■ **What you will do**: Where a line contains the word "Years", copy that line.

■ **Records from a collection**:
▶
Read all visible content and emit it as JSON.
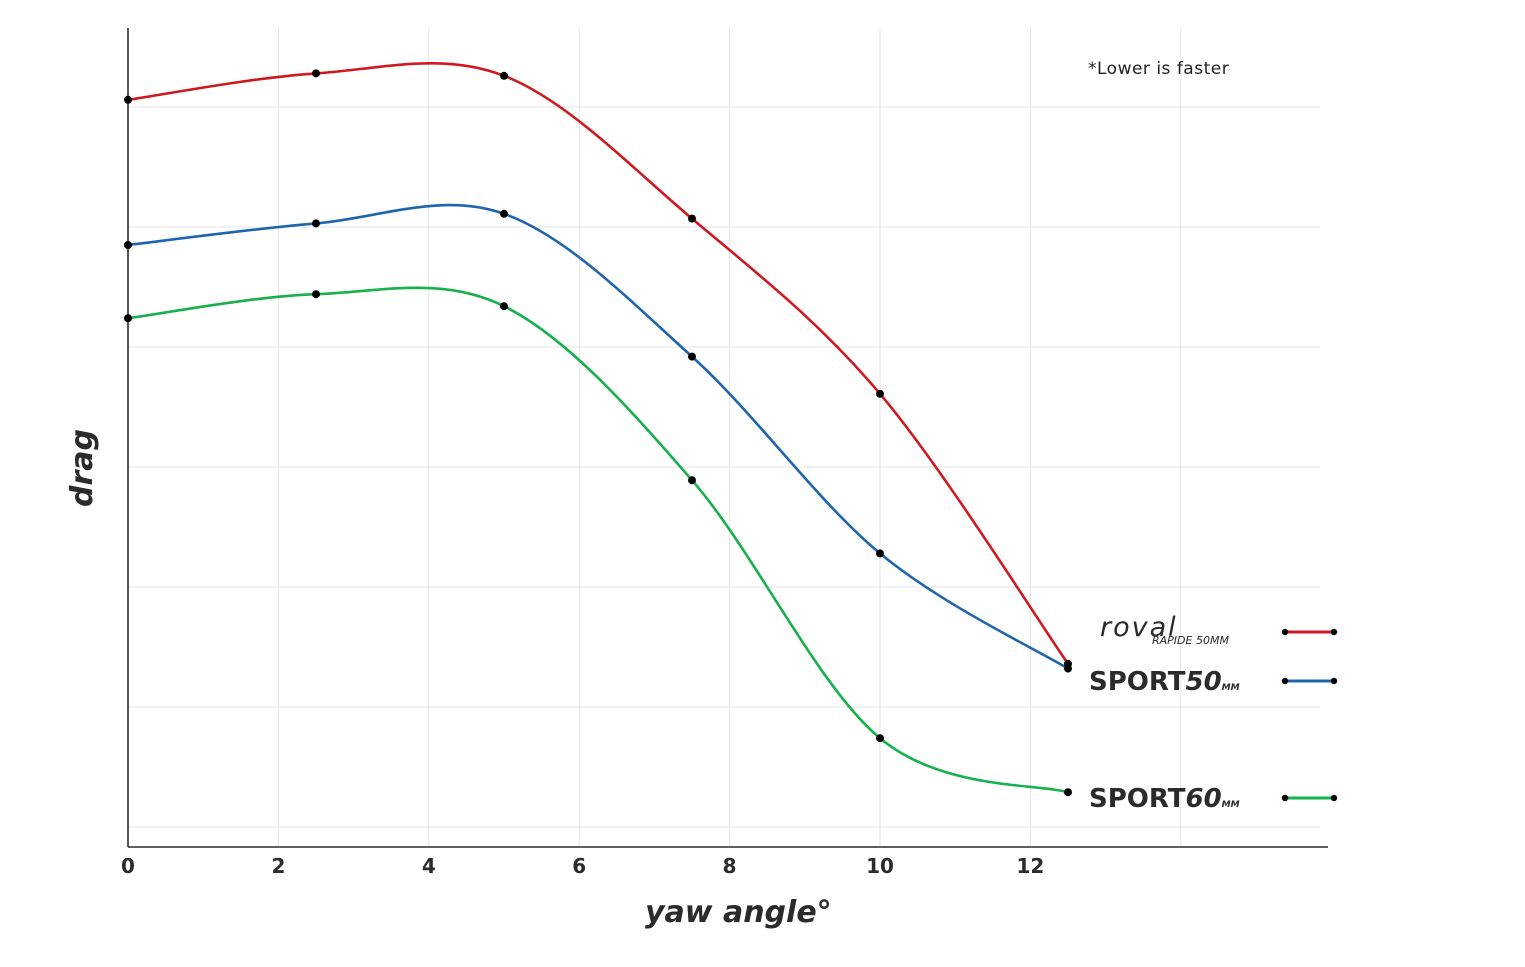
{
  "chart_data": {
    "type": "line",
    "xlabel": "yaw angle°",
    "ylabel": "drag",
    "annotation": "*Lower is faster",
    "xlim": [
      0,
      16
    ],
    "ylim": [
      0,
      7
    ],
    "x_ticks": [
      "0",
      "2",
      "4",
      "6",
      "8",
      "10",
      "12"
    ],
    "x_tick_values": [
      0,
      2,
      4,
      6,
      8,
      10,
      12
    ],
    "y_gridlines": [
      0.1,
      1.1,
      2.1,
      3.1,
      4.1,
      5.1,
      6.1
    ],
    "grid": true,
    "legend_placement": "bottom-right",
    "series": [
      {
        "key": "roval",
        "name": "roval RAPIDE 50MM",
        "color": "#d0181f",
        "x": [
          0,
          2.5,
          5,
          7.5,
          10,
          12.5
        ],
        "y": [
          6.16,
          6.38,
          6.36,
          5.17,
          3.71,
          1.46
        ]
      },
      {
        "key": "sport50",
        "name": "SPORT50MM",
        "color": "#1f65ae",
        "x": [
          0,
          2.5,
          5,
          7.5,
          10,
          12.5
        ],
        "y": [
          4.95,
          5.13,
          5.21,
          4.02,
          2.38,
          1.42
        ]
      },
      {
        "key": "sport60",
        "name": "SPORT60MM",
        "color": "#16b14c",
        "x": [
          0,
          2.5,
          5,
          7.5,
          10,
          12.5
        ],
        "y": [
          4.34,
          4.54,
          4.44,
          2.99,
          0.84,
          0.39
        ]
      }
    ]
  },
  "legend": {
    "roval_brand": "roval",
    "roval_model": "RAPIDE 50MM",
    "sport50_main": "SPORT",
    "sport50_num": "50",
    "sport50_unit": "MM",
    "sport60_main": "SPORT",
    "sport60_num": "60",
    "sport60_unit": "MM"
  }
}
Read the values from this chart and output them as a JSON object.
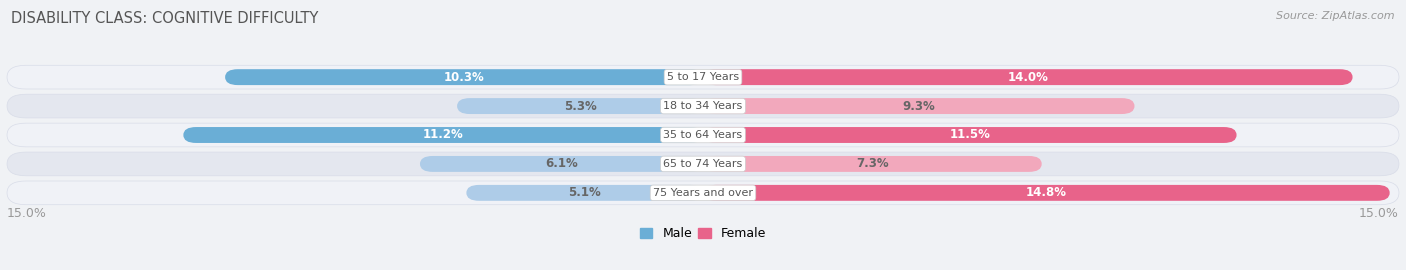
{
  "title": "DISABILITY CLASS: COGNITIVE DIFFICULTY",
  "source": "Source: ZipAtlas.com",
  "categories": [
    "5 to 17 Years",
    "18 to 34 Years",
    "35 to 64 Years",
    "65 to 74 Years",
    "75 Years and over"
  ],
  "male_values": [
    10.3,
    5.3,
    11.2,
    6.1,
    5.1
  ],
  "female_values": [
    14.0,
    9.3,
    11.5,
    7.3,
    14.8
  ],
  "max_val": 15.0,
  "male_color_strong": "#6aaed6",
  "male_color_light": "#aecce8",
  "female_color_strong": "#e8638a",
  "female_color_light": "#f2a8bc",
  "label_white": "#ffffff",
  "label_dark": "#666666",
  "bg_color": "#f0f2f5",
  "row_bg_even": "#f0f2f7",
  "row_bg_odd": "#e4e7ef",
  "row_border": "#d8dce8",
  "axis_label_color": "#999999",
  "title_color": "#555555",
  "center_label_color": "#555555",
  "center_bg_color": "#ffffff",
  "strong_threshold": 9.5
}
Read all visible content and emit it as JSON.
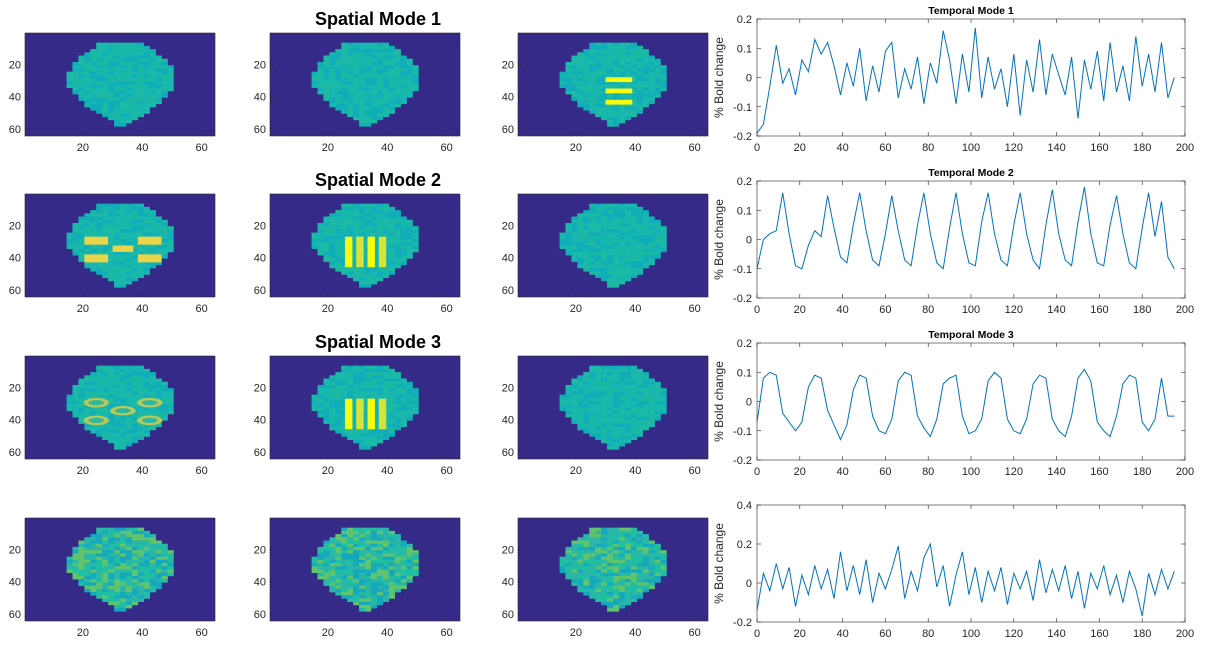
◀
■ **Exercise solution**:
    "5 to 17 Years",
    "18 to 34 Years",
    "35 to 64 Years",
    "65 to 74 Years",
    "75 Years and over"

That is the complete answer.